(Records contained in a dataset)
====
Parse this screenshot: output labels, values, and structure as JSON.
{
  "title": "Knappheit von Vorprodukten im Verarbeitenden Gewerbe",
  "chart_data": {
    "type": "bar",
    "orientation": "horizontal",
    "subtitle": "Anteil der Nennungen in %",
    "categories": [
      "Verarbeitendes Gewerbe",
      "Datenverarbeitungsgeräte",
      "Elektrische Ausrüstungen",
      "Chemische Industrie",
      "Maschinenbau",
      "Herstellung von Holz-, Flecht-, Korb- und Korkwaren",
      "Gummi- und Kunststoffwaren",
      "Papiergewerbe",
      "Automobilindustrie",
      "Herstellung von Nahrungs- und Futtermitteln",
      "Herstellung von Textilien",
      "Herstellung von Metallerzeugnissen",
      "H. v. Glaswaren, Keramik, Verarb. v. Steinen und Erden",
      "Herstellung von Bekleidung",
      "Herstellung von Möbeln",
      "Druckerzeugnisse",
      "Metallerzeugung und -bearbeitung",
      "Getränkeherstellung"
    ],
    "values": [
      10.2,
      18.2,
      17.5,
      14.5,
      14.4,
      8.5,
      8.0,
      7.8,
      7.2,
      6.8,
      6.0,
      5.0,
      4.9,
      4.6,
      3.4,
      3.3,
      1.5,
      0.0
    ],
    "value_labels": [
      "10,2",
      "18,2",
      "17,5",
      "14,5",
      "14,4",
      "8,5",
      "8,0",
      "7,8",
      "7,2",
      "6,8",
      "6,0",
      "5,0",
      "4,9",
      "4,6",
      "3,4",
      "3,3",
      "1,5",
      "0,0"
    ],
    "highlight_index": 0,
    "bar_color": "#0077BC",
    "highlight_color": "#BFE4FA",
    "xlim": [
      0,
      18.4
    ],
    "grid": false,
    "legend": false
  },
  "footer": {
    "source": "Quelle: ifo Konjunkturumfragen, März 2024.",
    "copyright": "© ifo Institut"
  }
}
====
TASK TO COMPLETE: Give back the whole listing exactly as it reads.

COMPLETED EXERCISE:
Parse this screenshot: output labels, values, and structure as JSON.
{
  "title": "Knappheit von Vorprodukten im Verarbeitenden Gewerbe",
  "chart_data": {
    "type": "bar",
    "orientation": "horizontal",
    "subtitle": "Anteil der Nennungen in %",
    "categories": [
      "Verarbeitendes Gewerbe",
      "Datenverarbeitungsgeräte",
      "Elektrische Ausrüstungen",
      "Chemische Industrie",
      "Maschinenbau",
      "Herstellung von Holz-, Flecht-, Korb- und Korkwaren",
      "Gummi- und Kunststoffwaren",
      "Papiergewerbe",
      "Automobilindustrie",
      "Herstellung von Nahrungs- und Futtermitteln",
      "Herstellung von Textilien",
      "Herstellung von Metallerzeugnissen",
      "H. v. Glaswaren, Keramik, Verarb. v. Steinen und Erden",
      "Herstellung von Bekleidung",
      "Herstellung von Möbeln",
      "Druckerzeugnisse",
      "Metallerzeugung und -bearbeitung",
      "Getränkeherstellung"
    ],
    "values": [
      10.2,
      18.2,
      17.5,
      14.5,
      14.4,
      8.5,
      8.0,
      7.8,
      7.2,
      6.8,
      6.0,
      5.0,
      4.9,
      4.6,
      3.4,
      3.3,
      1.5,
      0.0
    ],
    "value_labels": [
      "10,2",
      "18,2",
      "17,5",
      "14,5",
      "14,4",
      "8,5",
      "8,0",
      "7,8",
      "7,2",
      "6,8",
      "6,0",
      "5,0",
      "4,9",
      "4,6",
      "3,4",
      "3,3",
      "1,5",
      "0,0"
    ],
    "highlight_index": 0,
    "bar_color": "#0077BC",
    "highlight_color": "#BFE4FA",
    "xlim": [
      0,
      18.4
    ],
    "grid": false,
    "legend": false
  },
  "footer": {
    "source": "Quelle: ifo Konjunkturumfragen, März 2024.",
    "copyright": "© ifo Institut"
  }
}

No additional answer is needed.